(Items from a data source)
>> BEGIN

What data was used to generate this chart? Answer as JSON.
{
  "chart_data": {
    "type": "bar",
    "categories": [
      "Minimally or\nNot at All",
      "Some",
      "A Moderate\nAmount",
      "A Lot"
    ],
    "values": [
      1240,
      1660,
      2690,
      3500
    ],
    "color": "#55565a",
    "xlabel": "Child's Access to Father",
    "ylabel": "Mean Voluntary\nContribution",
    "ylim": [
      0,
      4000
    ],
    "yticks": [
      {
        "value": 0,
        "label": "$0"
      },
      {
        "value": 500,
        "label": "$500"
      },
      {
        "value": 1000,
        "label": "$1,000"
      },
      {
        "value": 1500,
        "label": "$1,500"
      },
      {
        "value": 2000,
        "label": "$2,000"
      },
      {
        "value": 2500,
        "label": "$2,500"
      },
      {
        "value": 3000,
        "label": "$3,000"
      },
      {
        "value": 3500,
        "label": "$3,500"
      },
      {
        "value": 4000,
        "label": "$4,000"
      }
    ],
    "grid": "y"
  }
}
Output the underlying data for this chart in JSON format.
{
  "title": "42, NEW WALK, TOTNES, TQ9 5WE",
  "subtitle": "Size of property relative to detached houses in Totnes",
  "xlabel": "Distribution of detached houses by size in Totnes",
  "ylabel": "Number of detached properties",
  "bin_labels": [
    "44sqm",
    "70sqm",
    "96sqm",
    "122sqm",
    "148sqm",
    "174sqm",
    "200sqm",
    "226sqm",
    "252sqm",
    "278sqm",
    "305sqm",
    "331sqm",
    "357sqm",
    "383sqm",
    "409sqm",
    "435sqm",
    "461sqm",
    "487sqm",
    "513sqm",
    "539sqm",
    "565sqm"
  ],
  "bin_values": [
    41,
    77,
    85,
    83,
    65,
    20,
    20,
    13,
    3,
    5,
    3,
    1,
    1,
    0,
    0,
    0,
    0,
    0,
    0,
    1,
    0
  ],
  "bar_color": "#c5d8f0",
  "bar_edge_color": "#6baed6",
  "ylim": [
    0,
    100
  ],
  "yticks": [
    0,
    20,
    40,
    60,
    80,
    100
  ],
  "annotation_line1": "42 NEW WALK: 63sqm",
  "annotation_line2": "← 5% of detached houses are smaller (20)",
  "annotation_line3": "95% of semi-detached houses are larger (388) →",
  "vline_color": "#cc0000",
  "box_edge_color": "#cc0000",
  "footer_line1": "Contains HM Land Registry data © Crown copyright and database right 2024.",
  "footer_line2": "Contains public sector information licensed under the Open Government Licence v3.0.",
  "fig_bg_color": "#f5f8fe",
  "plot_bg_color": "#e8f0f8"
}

>> END

• [What you should do]
Make an exact copy of the material above.

• [The solution]
What data was used to generate this chart? Answer as JSON.
{
  "chart_data": {
    "type": "bar",
    "categories": [
      "Minimally or\nNot at All",
      "Some",
      "A Moderate\nAmount",
      "A Lot"
    ],
    "values": [
      1240,
      1660,
      2690,
      3500
    ],
    "color": "#55565a",
    "xlabel": "Child's Access to Father",
    "ylabel": "Mean Voluntary\nContribution",
    "ylim": [
      0,
      4000
    ],
    "yticks": [
      {
        "value": 0,
        "label": "$0"
      },
      {
        "value": 500,
        "label": "$500"
      },
      {
        "value": 1000,
        "label": "$1,000"
      },
      {
        "value": 1500,
        "label": "$1,500"
      },
      {
        "value": 2000,
        "label": "$2,000"
      },
      {
        "value": 2500,
        "label": "$2,500"
      },
      {
        "value": 3000,
        "label": "$3,000"
      },
      {
        "value": 3500,
        "label": "$3,500"
      },
      {
        "value": 4000,
        "label": "$4,000"
      }
    ],
    "grid": "y"
  }
}
Output the underlying data for this chart in JSON format.
{
  "title": "42, NEW WALK, TOTNES, TQ9 5WE",
  "subtitle": "Size of property relative to detached houses in Totnes",
  "xlabel": "Distribution of detached houses by size in Totnes",
  "ylabel": "Number of detached properties",
  "bin_labels": [
    "44sqm",
    "70sqm",
    "96sqm",
    "122sqm",
    "148sqm",
    "174sqm",
    "200sqm",
    "226sqm",
    "252sqm",
    "278sqm",
    "305sqm",
    "331sqm",
    "357sqm",
    "383sqm",
    "409sqm",
    "435sqm",
    "461sqm",
    "487sqm",
    "513sqm",
    "539sqm",
    "565sqm"
  ],
  "bin_values": [
    41,
    77,
    85,
    83,
    65,
    20,
    20,
    13,
    3,
    5,
    3,
    1,
    1,
    0,
    0,
    0,
    0,
    0,
    0,
    1,
    0
  ],
  "bar_color": "#c5d8f0",
  "bar_edge_color": "#6baed6",
  "ylim": [
    0,
    100
  ],
  "yticks": [
    0,
    20,
    40,
    60,
    80,
    100
  ],
  "annotation_line1": "42 NEW WALK: 63sqm",
  "annotation_line2": "← 5% of detached houses are smaller (20)",
  "annotation_line3": "95% of semi-detached houses are larger (388) →",
  "vline_color": "#cc0000",
  "box_edge_color": "#cc0000",
  "footer_line1": "Contains HM Land Registry data © Crown copyright and database right 2024.",
  "footer_line2": "Contains public sector information licensed under the Open Government Licence v3.0.",
  "fig_bg_color": "#f5f8fe",
  "plot_bg_color": "#e8f0f8"
}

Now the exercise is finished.